━━━ Records supplied

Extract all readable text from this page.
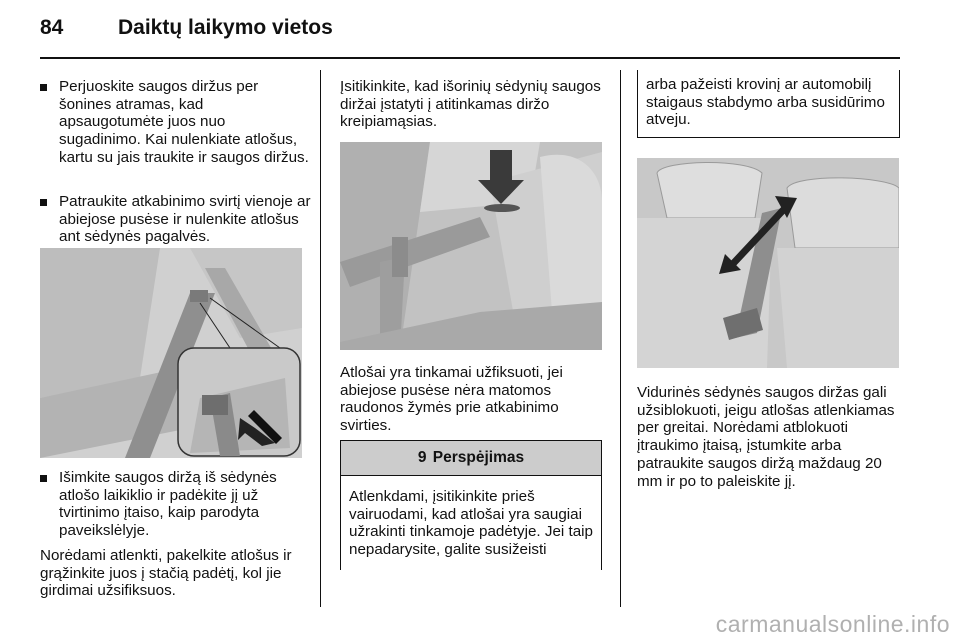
84	Daiktų laikymo vietos
Perjuoskite saugos diržus per šonines atramas, kad apsaugotumėte juos nuo sugadinimo. Kai nulenkiate atlošus, kartu su jais traukite ir saugos diržus.
Patraukite atkabinimo svirtį vienoje ar abiejose pusėse ir nulenkite atlošus ant sėdynės pagalvės.
Išimkite saugos diržą iš sėdynės atlošo laikiklio ir padėkite jį už tvirtinimo įtaiso, kaip parodyta paveikslėlyje.

Norėdami atlenkti, pakelkite atlošus ir grąžinkite juos į stačią padėtį, kol jie girdimai užsifiksuos.

Įsitikinkite, kad išorinių sėdynių saugos diržai įstatyti į atitinkamas diržo kreipiamąsias.

Atlošai yra tinkamai užfiksuoti, jei abiejose pusėse nėra matomos raudonos žymės prie atkabinimo svirties.

9 Perspėjimas
Atlenkdami, įsitikinkite prieš vairuodami, kad atlošai yra saugiai užrakinti tinkamoje padėtyje. Jei taip nepadarysite, galite susižeisti
arba pažeisti krovinį ar automobilį staigaus stabdymo arba susidūrimo atveju.

Vidurinės sėdynės saugos diržas gali užsiblokuoti, jeigu atlošas atlenkiamas per greitai. Norėdami atblokuoti įtraukimo įtaisą, įstumkite arba patraukite saugos diržą maždaug 20 mm ir po to paleiskite jį.

carmanualsonline.info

━━━━━━

* [Exercise requirements]: Reproduce the data verbatim. Do not carry any picture into the copy.

* [The completed task]:
Extract all readable text from this page.
84	Daiktų laikymo vietos
Perjuoskite saugos diržus per šonines atramas, kad apsaugotumėte juos nuo sugadinimo. Kai nulenkiate atlošus, kartu su jais traukite ir saugos diržus.
Patraukite atkabinimo svirtį vienoje ar abiejose pusėse ir nulenkite atlošus ant sėdynės pagalvės.
Išimkite saugos diržą iš sėdynės atlošo laikiklio ir padėkite jį už tvirtinimo įtaiso, kaip parodyta paveikslėlyje.

Norėdami atlenkti, pakelkite atlošus ir grąžinkite juos į stačią padėtį, kol jie girdimai užsifiksuos.

Įsitikinkite, kad išorinių sėdynių saugos diržai įstatyti į atitinkamas diržo kreipiamąsias.

Atlošai yra tinkamai užfiksuoti, jei abiejose pusėse nėra matomos raudonos žymės prie atkabinimo svirties.

9 Perspėjimas
Atlenkdami, įsitikinkite prieš vairuodami, kad atlošai yra saugiai užrakinti tinkamoje padėtyje. Jei taip nepadarysite, galite susižeisti
arba pažeisti krovinį ar automobilį staigaus stabdymo arba susidūrimo atveju.

Vidurinės sėdynės saugos diržas gali užsiblokuoti, jeigu atlošas atlenkiamas per greitai. Norėdami atblokuoti įtraukimo įtaisą, įstumkite arba patraukite saugos diržą maždaug 20 mm ir po to paleiskite jį.

carmanualsonline.info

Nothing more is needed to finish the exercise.